Task requirements:
Your task is to transcribe all of the data below exactly, omitting the images.

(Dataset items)
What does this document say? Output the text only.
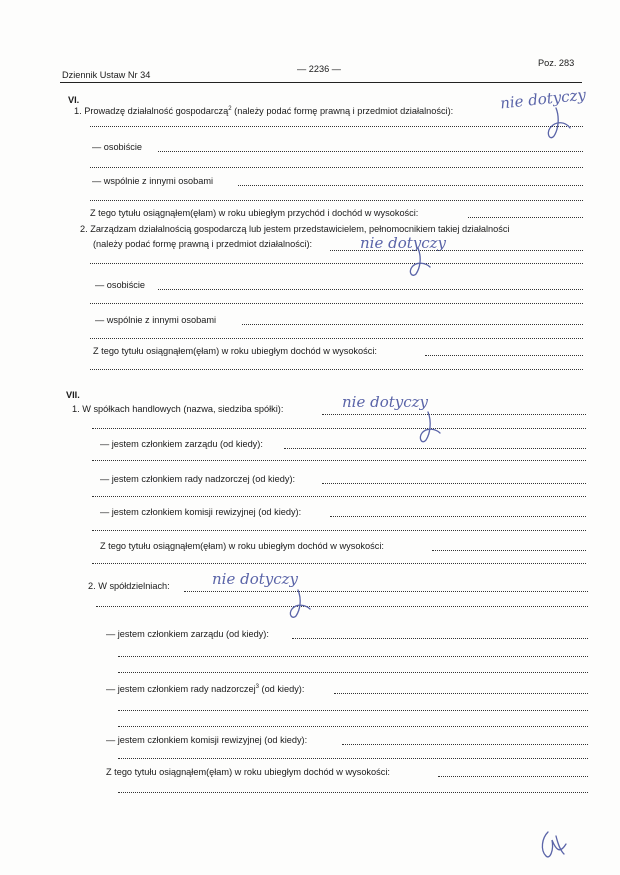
Dziennik Ustaw Nr 34
— 2236 —
Poz. 283
VI.
1. Prowadzę działalność gospodarczą$^2$ (należy podać formę prawną i przedmiot działalności):	nie dotyczy
— osobiście
— wspólnie z innymi osobami
Z tego tytułu osiągnąłem(ęłam) w roku ubiegłym przychód i dochód w wysokości:
2. Zarządzam działalnością gospodarczą lub jestem przedstawicielem, pełnomocnikiem takiej działalności
(należy podać formę prawną i przedmiot działalności):	nie dotyczy
— osobiście
— wspólnie z innymi osobami
Z tego tytułu osiągnąłem(ęłam) w roku ubiegłym dochód w wysokości:
VII.
1. W spółkach handlowych (nazwa, siedziba spółki):	nie dotyczy
— jestem członkiem zarządu (od kiedy):
— jestem członkiem rady nadzorczej (od kiedy):
— jestem członkiem komisji rewizyjnej (od kiedy):
Z tego tytułu osiągnąłem(ęłam) w roku ubiegłym dochód w wysokości:
2. W spółdzielniach:	nie dotyczy
— jestem członkiem zarządu (od kiedy):
— jestem członkiem rady nadzorczej$^3$ (od kiedy):
— jestem członkiem komisji rewizyjnej (od kiedy):
Z tego tytułu osiągnąłem(ęłam) w roku ubiegłym dochód w wysokości:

Output of the task:
What does this document say? Output the text only.
Dziennik Ustaw Nr 34
— 2236 —
Poz. 283
VI.
1. Prowadzę działalność gospodarczą$^2$ (należy podać formę prawną i przedmiot działalności):	nie dotyczy
— osobiście
— wspólnie z innymi osobami
Z tego tytułu osiągnąłem(ęłam) w roku ubiegłym przychód i dochód w wysokości:
2. Zarządzam działalnością gospodarczą lub jestem przedstawicielem, pełnomocnikiem takiej działalności
(należy podać formę prawną i przedmiot działalności):	nie dotyczy
— osobiście
— wspólnie z innymi osobami
Z tego tytułu osiągnąłem(ęłam) w roku ubiegłym dochód w wysokości:
VII.
1. W spółkach handlowych (nazwa, siedziba spółki):	nie dotyczy
— jestem członkiem zarządu (od kiedy):
— jestem członkiem rady nadzorczej (od kiedy):
— jestem członkiem komisji rewizyjnej (od kiedy):
Z tego tytułu osiągnąłem(ęłam) w roku ubiegłym dochód w wysokości:
2. W spółdzielniach:	nie dotyczy
— jestem członkiem zarządu (od kiedy):
— jestem członkiem rady nadzorczej$^3$ (od kiedy):
— jestem członkiem komisji rewizyjnej (od kiedy):
Z tego tytułu osiągnąłem(ęłam) w roku ubiegłym dochód w wysokości:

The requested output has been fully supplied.